(Beginning of DATA)

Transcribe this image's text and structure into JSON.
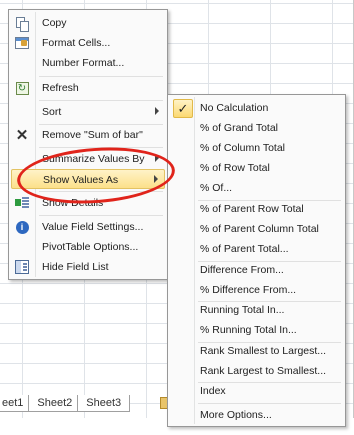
{
  "sheet_tabs": [
    "eet1",
    "Sheet2",
    "Sheet3"
  ],
  "context_menu": {
    "items": [
      {
        "label": "Copy",
        "icon": "copy-icon"
      },
      {
        "label": "Format Cells...",
        "icon": "format-cells-icon"
      },
      {
        "label": "Number Format...",
        "icon": ""
      },
      {
        "label": "Refresh",
        "icon": "refresh-icon"
      },
      {
        "label": "Sort",
        "icon": ""
      },
      {
        "label": "Remove \"Sum of bar\"",
        "icon": "remove-x-icon"
      },
      {
        "label": "Summarize Values By",
        "icon": ""
      },
      {
        "label": "Show Values As",
        "icon": ""
      },
      {
        "label": "Show Details",
        "icon": "show-details-icon"
      },
      {
        "label": "Value Field Settings...",
        "icon": "value-field-settings-icon"
      },
      {
        "label": "PivotTable Options...",
        "icon": ""
      },
      {
        "label": "Hide Field List",
        "icon": "hide-field-list-icon"
      }
    ]
  },
  "submenu": {
    "checked_icon": "✓",
    "items": [
      "No Calculation",
      "% of Grand Total",
      "% of Column Total",
      "% of Row Total",
      "% Of...",
      "% of Parent Row Total",
      "% of Parent Column Total",
      "% of Parent Total...",
      "Difference From...",
      "% Difference From...",
      "Running Total In...",
      "% Running Total In...",
      "Rank Smallest to Largest...",
      "Rank Largest to Smallest...",
      "Index",
      "More Options..."
    ]
  },
  "colors": {
    "highlight": "#fce08a",
    "annotation_ring": "#e0241b"
  }
}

(End of DATA)

-- PROBLEM TO WORK ON --
What is needed is an exact copy of the entries, without any images.

-- EXPECTED OUTPUT --
Transcribe this image's text and structure into JSON.
{
  "sheet_tabs": [
    "eet1",
    "Sheet2",
    "Sheet3"
  ],
  "context_menu": {
    "items": [
      {
        "label": "Copy",
        "icon": "copy-icon"
      },
      {
        "label": "Format Cells...",
        "icon": "format-cells-icon"
      },
      {
        "label": "Number Format...",
        "icon": ""
      },
      {
        "label": "Refresh",
        "icon": "refresh-icon"
      },
      {
        "label": "Sort",
        "icon": ""
      },
      {
        "label": "Remove \"Sum of bar\"",
        "icon": "remove-x-icon"
      },
      {
        "label": "Summarize Values By",
        "icon": ""
      },
      {
        "label": "Show Values As",
        "icon": ""
      },
      {
        "label": "Show Details",
        "icon": "show-details-icon"
      },
      {
        "label": "Value Field Settings...",
        "icon": "value-field-settings-icon"
      },
      {
        "label": "PivotTable Options...",
        "icon": ""
      },
      {
        "label": "Hide Field List",
        "icon": "hide-field-list-icon"
      }
    ]
  },
  "submenu": {
    "checked_icon": "✓",
    "items": [
      "No Calculation",
      "% of Grand Total",
      "% of Column Total",
      "% of Row Total",
      "% Of...",
      "% of Parent Row Total",
      "% of Parent Column Total",
      "% of Parent Total...",
      "Difference From...",
      "% Difference From...",
      "Running Total In...",
      "% Running Total In...",
      "Rank Smallest to Largest...",
      "Rank Largest to Smallest...",
      "Index",
      "More Options..."
    ]
  },
  "colors": {
    "highlight": "#fce08a",
    "annotation_ring": "#e0241b"
  }
}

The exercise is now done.